**What to work on:** Output every entry exactly, from the first line to the last.

**Record extracts:**
○ ○ ○ ○
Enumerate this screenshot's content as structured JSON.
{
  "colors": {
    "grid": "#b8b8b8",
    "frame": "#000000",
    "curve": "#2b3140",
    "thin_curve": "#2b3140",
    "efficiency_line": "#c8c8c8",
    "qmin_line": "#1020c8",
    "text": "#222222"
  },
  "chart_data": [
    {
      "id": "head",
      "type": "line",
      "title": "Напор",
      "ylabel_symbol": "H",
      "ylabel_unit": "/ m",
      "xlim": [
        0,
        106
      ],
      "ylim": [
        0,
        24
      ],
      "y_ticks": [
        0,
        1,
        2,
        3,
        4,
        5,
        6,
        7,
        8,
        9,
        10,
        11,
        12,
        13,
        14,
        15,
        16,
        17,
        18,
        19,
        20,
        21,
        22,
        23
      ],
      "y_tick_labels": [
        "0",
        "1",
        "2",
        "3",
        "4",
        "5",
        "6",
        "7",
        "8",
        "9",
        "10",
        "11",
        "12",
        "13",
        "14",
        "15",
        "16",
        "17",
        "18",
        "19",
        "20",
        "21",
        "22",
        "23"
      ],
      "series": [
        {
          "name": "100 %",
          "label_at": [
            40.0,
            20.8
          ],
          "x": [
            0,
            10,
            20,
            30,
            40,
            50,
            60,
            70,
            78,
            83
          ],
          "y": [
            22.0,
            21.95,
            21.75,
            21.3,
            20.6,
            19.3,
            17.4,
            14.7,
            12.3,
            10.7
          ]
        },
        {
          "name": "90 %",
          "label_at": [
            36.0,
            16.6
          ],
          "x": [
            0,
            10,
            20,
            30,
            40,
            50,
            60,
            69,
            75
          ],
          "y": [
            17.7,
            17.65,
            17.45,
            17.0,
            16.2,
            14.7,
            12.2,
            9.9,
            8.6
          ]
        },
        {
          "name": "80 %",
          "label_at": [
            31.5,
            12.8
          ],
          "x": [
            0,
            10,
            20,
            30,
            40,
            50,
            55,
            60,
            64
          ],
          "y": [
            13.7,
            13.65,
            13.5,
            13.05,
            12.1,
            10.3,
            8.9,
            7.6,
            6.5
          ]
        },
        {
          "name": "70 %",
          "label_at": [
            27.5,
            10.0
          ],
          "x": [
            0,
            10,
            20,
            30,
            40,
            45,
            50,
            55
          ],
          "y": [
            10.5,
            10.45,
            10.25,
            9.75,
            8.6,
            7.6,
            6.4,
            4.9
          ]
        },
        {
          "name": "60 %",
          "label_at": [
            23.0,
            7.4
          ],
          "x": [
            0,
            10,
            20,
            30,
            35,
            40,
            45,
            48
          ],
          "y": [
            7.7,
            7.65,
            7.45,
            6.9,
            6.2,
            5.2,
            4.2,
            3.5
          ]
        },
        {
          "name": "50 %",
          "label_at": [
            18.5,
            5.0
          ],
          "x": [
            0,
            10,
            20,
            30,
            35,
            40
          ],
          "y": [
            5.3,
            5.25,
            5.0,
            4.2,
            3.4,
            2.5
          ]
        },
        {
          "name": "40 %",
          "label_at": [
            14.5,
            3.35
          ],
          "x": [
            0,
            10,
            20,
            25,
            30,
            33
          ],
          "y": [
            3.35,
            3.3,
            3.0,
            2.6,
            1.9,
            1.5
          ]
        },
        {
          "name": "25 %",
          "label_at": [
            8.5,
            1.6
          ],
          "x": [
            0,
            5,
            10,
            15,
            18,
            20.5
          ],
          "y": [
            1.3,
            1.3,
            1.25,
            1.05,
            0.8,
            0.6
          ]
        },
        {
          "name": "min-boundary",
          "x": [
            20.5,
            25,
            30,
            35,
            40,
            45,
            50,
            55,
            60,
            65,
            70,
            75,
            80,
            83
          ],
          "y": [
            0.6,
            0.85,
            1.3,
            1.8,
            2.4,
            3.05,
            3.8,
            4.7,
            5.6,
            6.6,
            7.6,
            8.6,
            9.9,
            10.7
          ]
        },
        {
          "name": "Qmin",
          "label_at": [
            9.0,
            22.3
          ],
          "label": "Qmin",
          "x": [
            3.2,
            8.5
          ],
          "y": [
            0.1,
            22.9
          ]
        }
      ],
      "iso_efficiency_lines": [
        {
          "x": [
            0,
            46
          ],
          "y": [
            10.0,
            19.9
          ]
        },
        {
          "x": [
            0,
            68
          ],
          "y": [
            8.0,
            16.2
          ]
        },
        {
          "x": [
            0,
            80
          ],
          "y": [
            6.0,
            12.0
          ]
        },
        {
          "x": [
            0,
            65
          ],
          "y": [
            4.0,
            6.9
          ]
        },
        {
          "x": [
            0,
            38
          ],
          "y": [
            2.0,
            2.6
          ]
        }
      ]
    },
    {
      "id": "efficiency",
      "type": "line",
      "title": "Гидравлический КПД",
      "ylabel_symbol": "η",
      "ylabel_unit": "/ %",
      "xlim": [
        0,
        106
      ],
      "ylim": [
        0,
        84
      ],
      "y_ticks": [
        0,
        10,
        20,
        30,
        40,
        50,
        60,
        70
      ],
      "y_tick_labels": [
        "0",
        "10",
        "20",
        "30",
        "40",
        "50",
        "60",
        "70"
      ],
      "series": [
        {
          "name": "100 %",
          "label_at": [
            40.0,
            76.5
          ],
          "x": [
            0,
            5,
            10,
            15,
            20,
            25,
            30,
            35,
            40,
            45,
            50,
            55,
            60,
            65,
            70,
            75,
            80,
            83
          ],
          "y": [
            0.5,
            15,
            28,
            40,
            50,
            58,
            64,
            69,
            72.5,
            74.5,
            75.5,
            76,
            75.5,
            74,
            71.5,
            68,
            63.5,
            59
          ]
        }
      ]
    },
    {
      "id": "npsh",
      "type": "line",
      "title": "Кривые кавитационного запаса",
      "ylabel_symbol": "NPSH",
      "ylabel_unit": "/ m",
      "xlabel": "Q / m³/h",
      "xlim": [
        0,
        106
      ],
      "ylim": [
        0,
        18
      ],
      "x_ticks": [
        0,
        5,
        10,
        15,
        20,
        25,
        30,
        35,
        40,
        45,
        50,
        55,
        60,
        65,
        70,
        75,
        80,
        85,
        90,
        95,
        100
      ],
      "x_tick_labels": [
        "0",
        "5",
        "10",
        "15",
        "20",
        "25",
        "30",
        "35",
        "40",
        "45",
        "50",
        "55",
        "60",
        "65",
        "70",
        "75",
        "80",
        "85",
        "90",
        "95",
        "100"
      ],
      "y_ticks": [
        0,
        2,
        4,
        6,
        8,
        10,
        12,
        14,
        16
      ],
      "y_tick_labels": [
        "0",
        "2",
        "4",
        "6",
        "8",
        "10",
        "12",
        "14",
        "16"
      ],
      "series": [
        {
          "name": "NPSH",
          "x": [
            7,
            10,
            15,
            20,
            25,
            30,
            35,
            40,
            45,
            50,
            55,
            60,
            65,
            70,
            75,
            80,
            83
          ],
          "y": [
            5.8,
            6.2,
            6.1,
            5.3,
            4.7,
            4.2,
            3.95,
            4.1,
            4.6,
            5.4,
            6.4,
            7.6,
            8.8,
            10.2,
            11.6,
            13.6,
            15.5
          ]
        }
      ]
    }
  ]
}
○ ○ ○ ○
**Answer in full:**
Enumerate this screenshot's content as structured JSON.
{
  "colors": {
    "grid": "#b8b8b8",
    "frame": "#000000",
    "curve": "#2b3140",
    "thin_curve": "#2b3140",
    "efficiency_line": "#c8c8c8",
    "qmin_line": "#1020c8",
    "text": "#222222"
  },
  "chart_data": [
    {
      "id": "head",
      "type": "line",
      "title": "Напор",
      "ylabel_symbol": "H",
      "ylabel_unit": "/ m",
      "xlim": [
        0,
        106
      ],
      "ylim": [
        0,
        24
      ],
      "y_ticks": [
        0,
        1,
        2,
        3,
        4,
        5,
        6,
        7,
        8,
        9,
        10,
        11,
        12,
        13,
        14,
        15,
        16,
        17,
        18,
        19,
        20,
        21,
        22,
        23
      ],
      "y_tick_labels": [
        "0",
        "1",
        "2",
        "3",
        "4",
        "5",
        "6",
        "7",
        "8",
        "9",
        "10",
        "11",
        "12",
        "13",
        "14",
        "15",
        "16",
        "17",
        "18",
        "19",
        "20",
        "21",
        "22",
        "23"
      ],
      "series": [
        {
          "name": "100 %",
          "label_at": [
            40.0,
            20.8
          ],
          "x": [
            0,
            10,
            20,
            30,
            40,
            50,
            60,
            70,
            78,
            83
          ],
          "y": [
            22.0,
            21.95,
            21.75,
            21.3,
            20.6,
            19.3,
            17.4,
            14.7,
            12.3,
            10.7
          ]
        },
        {
          "name": "90 %",
          "label_at": [
            36.0,
            16.6
          ],
          "x": [
            0,
            10,
            20,
            30,
            40,
            50,
            60,
            69,
            75
          ],
          "y": [
            17.7,
            17.65,
            17.45,
            17.0,
            16.2,
            14.7,
            12.2,
            9.9,
            8.6
          ]
        },
        {
          "name": "80 %",
          "label_at": [
            31.5,
            12.8
          ],
          "x": [
            0,
            10,
            20,
            30,
            40,
            50,
            55,
            60,
            64
          ],
          "y": [
            13.7,
            13.65,
            13.5,
            13.05,
            12.1,
            10.3,
            8.9,
            7.6,
            6.5
          ]
        },
        {
          "name": "70 %",
          "label_at": [
            27.5,
            10.0
          ],
          "x": [
            0,
            10,
            20,
            30,
            40,
            45,
            50,
            55
          ],
          "y": [
            10.5,
            10.45,
            10.25,
            9.75,
            8.6,
            7.6,
            6.4,
            4.9
          ]
        },
        {
          "name": "60 %",
          "label_at": [
            23.0,
            7.4
          ],
          "x": [
            0,
            10,
            20,
            30,
            35,
            40,
            45,
            48
          ],
          "y": [
            7.7,
            7.65,
            7.45,
            6.9,
            6.2,
            5.2,
            4.2,
            3.5
          ]
        },
        {
          "name": "50 %",
          "label_at": [
            18.5,
            5.0
          ],
          "x": [
            0,
            10,
            20,
            30,
            35,
            40
          ],
          "y": [
            5.3,
            5.25,
            5.0,
            4.2,
            3.4,
            2.5
          ]
        },
        {
          "name": "40 %",
          "label_at": [
            14.5,
            3.35
          ],
          "x": [
            0,
            10,
            20,
            25,
            30,
            33
          ],
          "y": [
            3.35,
            3.3,
            3.0,
            2.6,
            1.9,
            1.5
          ]
        },
        {
          "name": "25 %",
          "label_at": [
            8.5,
            1.6
          ],
          "x": [
            0,
            5,
            10,
            15,
            18,
            20.5
          ],
          "y": [
            1.3,
            1.3,
            1.25,
            1.05,
            0.8,
            0.6
          ]
        },
        {
          "name": "min-boundary",
          "x": [
            20.5,
            25,
            30,
            35,
            40,
            45,
            50,
            55,
            60,
            65,
            70,
            75,
            80,
            83
          ],
          "y": [
            0.6,
            0.85,
            1.3,
            1.8,
            2.4,
            3.05,
            3.8,
            4.7,
            5.6,
            6.6,
            7.6,
            8.6,
            9.9,
            10.7
          ]
        },
        {
          "name": "Qmin",
          "label_at": [
            9.0,
            22.3
          ],
          "label": "Qmin",
          "x": [
            3.2,
            8.5
          ],
          "y": [
            0.1,
            22.9
          ]
        }
      ],
      "iso_efficiency_lines": [
        {
          "x": [
            0,
            46
          ],
          "y": [
            10.0,
            19.9
          ]
        },
        {
          "x": [
            0,
            68
          ],
          "y": [
            8.0,
            16.2
          ]
        },
        {
          "x": [
            0,
            80
          ],
          "y": [
            6.0,
            12.0
          ]
        },
        {
          "x": [
            0,
            65
          ],
          "y": [
            4.0,
            6.9
          ]
        },
        {
          "x": [
            0,
            38
          ],
          "y": [
            2.0,
            2.6
          ]
        }
      ]
    },
    {
      "id": "efficiency",
      "type": "line",
      "title": "Гидравлический КПД",
      "ylabel_symbol": "η",
      "ylabel_unit": "/ %",
      "xlim": [
        0,
        106
      ],
      "ylim": [
        0,
        84
      ],
      "y_ticks": [
        0,
        10,
        20,
        30,
        40,
        50,
        60,
        70
      ],
      "y_tick_labels": [
        "0",
        "10",
        "20",
        "30",
        "40",
        "50",
        "60",
        "70"
      ],
      "series": [
        {
          "name": "100 %",
          "label_at": [
            40.0,
            76.5
          ],
          "x": [
            0,
            5,
            10,
            15,
            20,
            25,
            30,
            35,
            40,
            45,
            50,
            55,
            60,
            65,
            70,
            75,
            80,
            83
          ],
          "y": [
            0.5,
            15,
            28,
            40,
            50,
            58,
            64,
            69,
            72.5,
            74.5,
            75.5,
            76,
            75.5,
            74,
            71.5,
            68,
            63.5,
            59
          ]
        }
      ]
    },
    {
      "id": "npsh",
      "type": "line",
      "title": "Кривые кавитационного запаса",
      "ylabel_symbol": "NPSH",
      "ylabel_unit": "/ m",
      "xlabel": "Q / m³/h",
      "xlim": [
        0,
        106
      ],
      "ylim": [
        0,
        18
      ],
      "x_ticks": [
        0,
        5,
        10,
        15,
        20,
        25,
        30,
        35,
        40,
        45,
        50,
        55,
        60,
        65,
        70,
        75,
        80,
        85,
        90,
        95,
        100
      ],
      "x_tick_labels": [
        "0",
        "5",
        "10",
        "15",
        "20",
        "25",
        "30",
        "35",
        "40",
        "45",
        "50",
        "55",
        "60",
        "65",
        "70",
        "75",
        "80",
        "85",
        "90",
        "95",
        "100"
      ],
      "y_ticks": [
        0,
        2,
        4,
        6,
        8,
        10,
        12,
        14,
        16
      ],
      "y_tick_labels": [
        "0",
        "2",
        "4",
        "6",
        "8",
        "10",
        "12",
        "14",
        "16"
      ],
      "series": [
        {
          "name": "NPSH",
          "x": [
            7,
            10,
            15,
            20,
            25,
            30,
            35,
            40,
            45,
            50,
            55,
            60,
            65,
            70,
            75,
            80,
            83
          ],
          "y": [
            5.8,
            6.2,
            6.1,
            5.3,
            4.7,
            4.2,
            3.95,
            4.1,
            4.6,
            5.4,
            6.4,
            7.6,
            8.8,
            10.2,
            11.6,
            13.6,
            15.5
          ]
        }
      ]
    }
  ]
}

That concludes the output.